### Written task
Extract the listing in its entirety, keeping each line identical to the original.

### Records provided

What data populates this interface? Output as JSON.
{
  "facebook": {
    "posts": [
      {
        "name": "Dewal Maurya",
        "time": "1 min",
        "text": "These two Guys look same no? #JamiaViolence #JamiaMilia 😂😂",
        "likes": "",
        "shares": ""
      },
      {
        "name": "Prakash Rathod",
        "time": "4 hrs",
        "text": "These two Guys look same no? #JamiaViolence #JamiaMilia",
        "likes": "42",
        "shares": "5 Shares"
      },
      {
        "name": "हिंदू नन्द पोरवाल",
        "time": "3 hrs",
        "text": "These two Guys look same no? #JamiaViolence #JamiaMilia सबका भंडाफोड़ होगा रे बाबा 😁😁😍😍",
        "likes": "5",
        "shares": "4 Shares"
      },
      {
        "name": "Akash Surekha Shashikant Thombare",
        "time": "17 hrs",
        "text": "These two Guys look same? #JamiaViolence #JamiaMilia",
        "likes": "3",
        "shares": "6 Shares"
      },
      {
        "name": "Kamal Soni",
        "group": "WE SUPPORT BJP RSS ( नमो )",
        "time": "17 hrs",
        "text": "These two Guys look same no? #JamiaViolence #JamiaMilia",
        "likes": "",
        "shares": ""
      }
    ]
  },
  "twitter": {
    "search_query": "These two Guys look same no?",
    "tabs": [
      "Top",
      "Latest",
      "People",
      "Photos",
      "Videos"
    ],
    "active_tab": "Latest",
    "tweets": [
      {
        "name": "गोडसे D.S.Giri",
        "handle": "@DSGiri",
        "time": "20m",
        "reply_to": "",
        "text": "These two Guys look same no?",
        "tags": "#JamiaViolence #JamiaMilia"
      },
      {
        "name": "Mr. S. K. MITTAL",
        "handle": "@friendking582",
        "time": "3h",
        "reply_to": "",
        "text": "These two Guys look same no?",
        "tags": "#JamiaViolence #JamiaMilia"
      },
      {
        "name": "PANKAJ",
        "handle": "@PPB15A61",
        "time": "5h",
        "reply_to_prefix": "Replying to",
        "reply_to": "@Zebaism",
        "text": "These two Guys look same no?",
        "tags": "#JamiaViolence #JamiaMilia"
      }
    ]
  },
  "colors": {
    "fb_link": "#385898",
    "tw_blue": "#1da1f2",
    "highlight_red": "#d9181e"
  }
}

### Problem solution
What data populates this interface? Output as JSON.
{
  "facebook": {
    "posts": [
      {
        "name": "Dewal Maurya",
        "time": "1 min",
        "text": "These two Guys look same no? #JamiaViolence #JamiaMilia 😂😂",
        "likes": "",
        "shares": ""
      },
      {
        "name": "Prakash Rathod",
        "time": "4 hrs",
        "text": "These two Guys look same no? #JamiaViolence #JamiaMilia",
        "likes": "42",
        "shares": "5 Shares"
      },
      {
        "name": "हिंदू नन्द पोरवाल",
        "time": "3 hrs",
        "text": "These two Guys look same no? #JamiaViolence #JamiaMilia सबका भंडाफोड़ होगा रे बाबा 😁😁😍😍",
        "likes": "5",
        "shares": "4 Shares"
      },
      {
        "name": "Akash Surekha Shashikant Thombare",
        "time": "17 hrs",
        "text": "These two Guys look same? #JamiaViolence #JamiaMilia",
        "likes": "3",
        "shares": "6 Shares"
      },
      {
        "name": "Kamal Soni",
        "group": "WE SUPPORT BJP RSS ( नमो )",
        "time": "17 hrs",
        "text": "These two Guys look same no? #JamiaViolence #JamiaMilia",
        "likes": "",
        "shares": ""
      }
    ]
  },
  "twitter": {
    "search_query": "These two Guys look same no?",
    "tabs": [
      "Top",
      "Latest",
      "People",
      "Photos",
      "Videos"
    ],
    "active_tab": "Latest",
    "tweets": [
      {
        "name": "गोडसे D.S.Giri",
        "handle": "@DSGiri",
        "time": "20m",
        "reply_to": "",
        "text": "These two Guys look same no?",
        "tags": "#JamiaViolence #JamiaMilia"
      },
      {
        "name": "Mr. S. K. MITTAL",
        "handle": "@friendking582",
        "time": "3h",
        "reply_to": "",
        "text": "These two Guys look same no?",
        "tags": "#JamiaViolence #JamiaMilia"
      },
      {
        "name": "PANKAJ",
        "handle": "@PPB15A61",
        "time": "5h",
        "reply_to_prefix": "Replying to",
        "reply_to": "@Zebaism",
        "text": "These two Guys look same no?",
        "tags": "#JamiaViolence #JamiaMilia"
      }
    ]
  },
  "colors": {
    "fb_link": "#385898",
    "tw_blue": "#1da1f2",
    "highlight_red": "#d9181e"
  }
}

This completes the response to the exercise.